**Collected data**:
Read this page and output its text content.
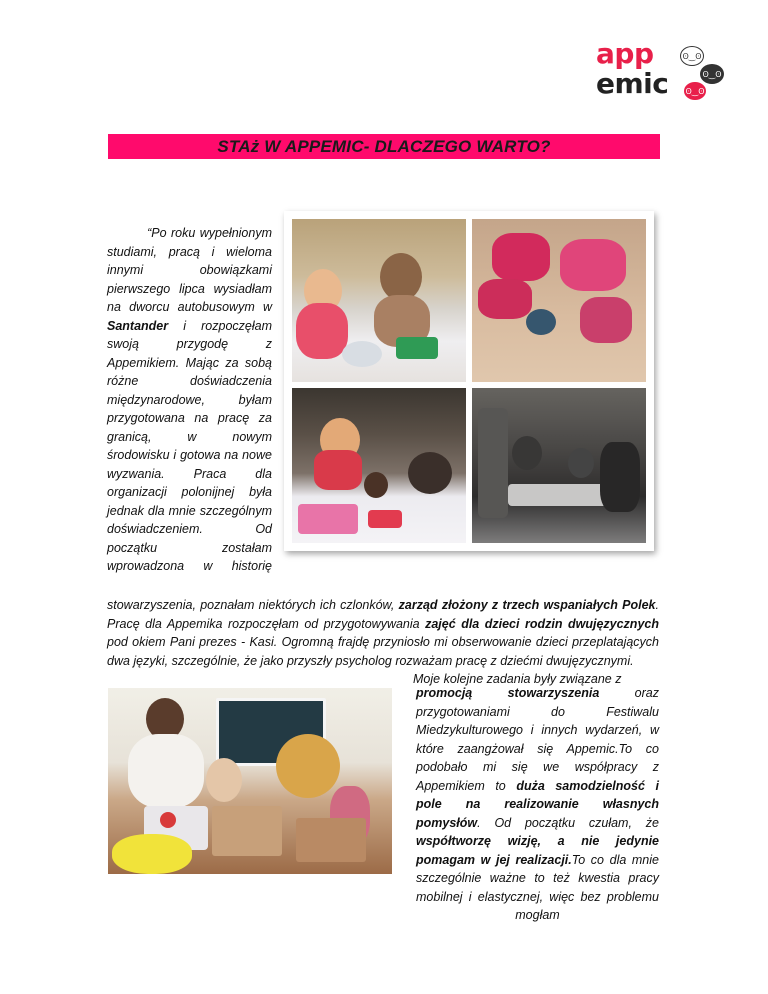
app
emic
ʘ‿ʘ
ʘ‿ʘ
ʘ‿ʘ
STAż W APPEMIC- DLACZEGO WARTO?

“Po roku wypełnionym studiami, pracą i wieloma innymi obowiązkami pierwszego lipca wysiadłam na dworcu autobusowym w Santander i rozpoczęłam swoją przygodę z Appemikiem. Mając za sobą różne doświadczenia międzynarodowe, byłam przygotowana na pracę za granicą, w nowym środowisku i gotowa na nowe wyzwania. Praca dla organizacji polonijnej była jednak dla mnie szczególnym doświadczeniem. Od początku zostałam wprowadzona w historię

stowarzyszenia, poznałam niektórych ich czlonków, zarząd złożony z trzech wspaniałych Polek. Pracę dla Appemika rozpoczęłam od przygotowywania zajęć dla dzieci rodzin dwujęzycznych pod okiem Pani prezes - Kasi. Ogromną frajdę przyniosło mi obserwowanie dzieci przeplatających dwa języki, szczególnie, że jako przyszły psycholog rozważam pracę z dziećmi dwujęzycznymi.

Moje kolejne zadania były związane z

promocją stowarzyszenia oraz przygotowaniami do Festiwalu Miedzykulturowego i innych wydarzeń, w które zaangżował się Appemic.To co podobało mi się we współpracy z Appemikiem to duża samodzielność i pole na realizowanie własnych pomysłów. Od początku czułam, że współtworzę wizję, a nie jedynie pomagam w jej realizacji.To co dla mnie szczególnie ważne to też kwestia pracy mobilnej i elastycznej, więc bez problemu mogłam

**JOB**:
Read the entries and pick out all lines that include the word "Appemikiem".

**ANSWER IN FULL**:
“Po roku wypełnionym studiami, pracą i wieloma innymi obowiązkami pierwszego lipca wysiadłam na dworcu autobusowym w Santander i rozpoczęłam swoją przygodę z Appemikiem. Mając za sobą różne doświadczenia międzynarodowe, byłam przygotowana na pracę za granicą, w nowym środowisku i gotowa na nowe wyzwania. Praca dla organizacji polonijnej była jednak dla mnie szczególnym doświadczeniem. Od początku zostałam wprowadzona w historię
promocją stowarzyszenia oraz przygotowaniami do Festiwalu Miedzykulturowego i innych wydarzeń, w które zaangżował się Appemic.To co podobało mi się we współpracy z Appemikiem to duża samodzielność i pole na realizowanie własnych pomysłów. Od początku czułam, że współtworzę wizję, a nie jedynie pomagam w jej realizacji.To co dla mnie szczególnie ważne to też kwestia pracy mobilnej i elastycznej, więc bez problemu mogłam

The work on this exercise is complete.